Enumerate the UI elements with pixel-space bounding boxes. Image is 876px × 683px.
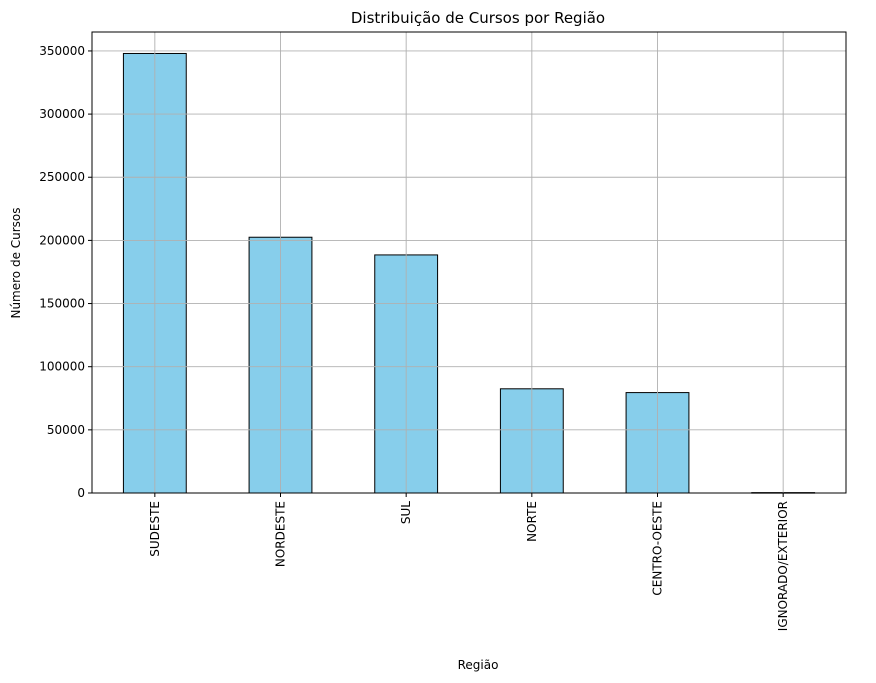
grid xyxy=(92,32,846,494)
x-tick-label: NORDESTE xyxy=(274,501,288,567)
x-axis: SUDESTE NORDESTE SUL NORTE CENTRO-OESTE IGNOR… xyxy=(148,493,790,631)
plot-frame xyxy=(91,31,847,494)
bars xyxy=(122,52,816,494)
y-tick-label: 100000 xyxy=(39,360,85,374)
x-tick-label: SUL xyxy=(399,501,413,524)
y-tick-label: 200000 xyxy=(39,233,85,247)
y-tick-label: 250000 xyxy=(39,170,85,184)
y-tick-label: 150000 xyxy=(39,297,85,311)
y-axis-label: Número de Cursos xyxy=(9,207,23,318)
chart-title: Distribuição de Cursos por Região xyxy=(351,9,605,27)
x-axis-label: Região xyxy=(458,658,499,672)
y-axis: 0 50000 100000 150000 200000 250000 300000 3500… xyxy=(39,44,92,500)
y-tick-label: 350000 xyxy=(39,44,85,58)
x-tick-label: IGNORADO/EXTERIOR xyxy=(776,501,790,631)
y-tick-label: 0 xyxy=(77,486,85,500)
x-tick-label: CENTRO-OESTE xyxy=(651,501,665,596)
x-tick-label: SUDESTE xyxy=(148,501,162,557)
y-tick-label: 300000 xyxy=(39,107,85,121)
y-tick-label: 50000 xyxy=(47,423,85,437)
x-tick-label: NORTE xyxy=(525,501,539,542)
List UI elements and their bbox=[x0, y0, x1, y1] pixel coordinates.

========================

◆ Requirements ◆
Copy the material from the line containing "grid xyxy=(92,32,846,494)" through the end, inclusive, swapping "plot-frame" for "plot-area" and leaving everything else unchanged.

◆ Answer to the problem ◆
grid xyxy=(92,32,846,494)
x-tick-label: NORDESTE xyxy=(274,501,288,567)
x-axis: SUDESTE NORDESTE SUL NORTE CENTRO-OESTE IGNOR… xyxy=(148,493,790,631)
plot-area xyxy=(91,31,847,494)
bars xyxy=(122,52,816,494)
y-tick-label: 100000 xyxy=(39,360,85,374)
x-tick-label: SUL xyxy=(399,501,413,524)
y-tick-label: 200000 xyxy=(39,233,85,247)
y-tick-label: 250000 xyxy=(39,170,85,184)
y-tick-label: 150000 xyxy=(39,297,85,311)
y-axis-label: Número de Cursos xyxy=(9,207,23,318)
chart-title: Distribuição de Cursos por Região xyxy=(351,9,605,27)
x-axis-label: Região xyxy=(458,658,499,672)
y-axis: 0 50000 100000 150000 200000 250000 300000 3500… xyxy=(39,44,92,500)
y-tick-label: 350000 xyxy=(39,44,85,58)
x-tick-label: IGNORADO/EXTERIOR xyxy=(776,501,790,631)
y-tick-label: 0 xyxy=(77,486,85,500)
x-tick-label: CENTRO-OESTE xyxy=(651,501,665,596)
x-tick-label: SUDESTE xyxy=(148,501,162,557)
y-tick-label: 300000 xyxy=(39,107,85,121)
y-tick-label: 50000 xyxy=(47,423,85,437)
x-tick-label: NORTE xyxy=(525,501,539,542)
List UI elements and their bbox=[x0, y0, x1, y1] pixel coordinates.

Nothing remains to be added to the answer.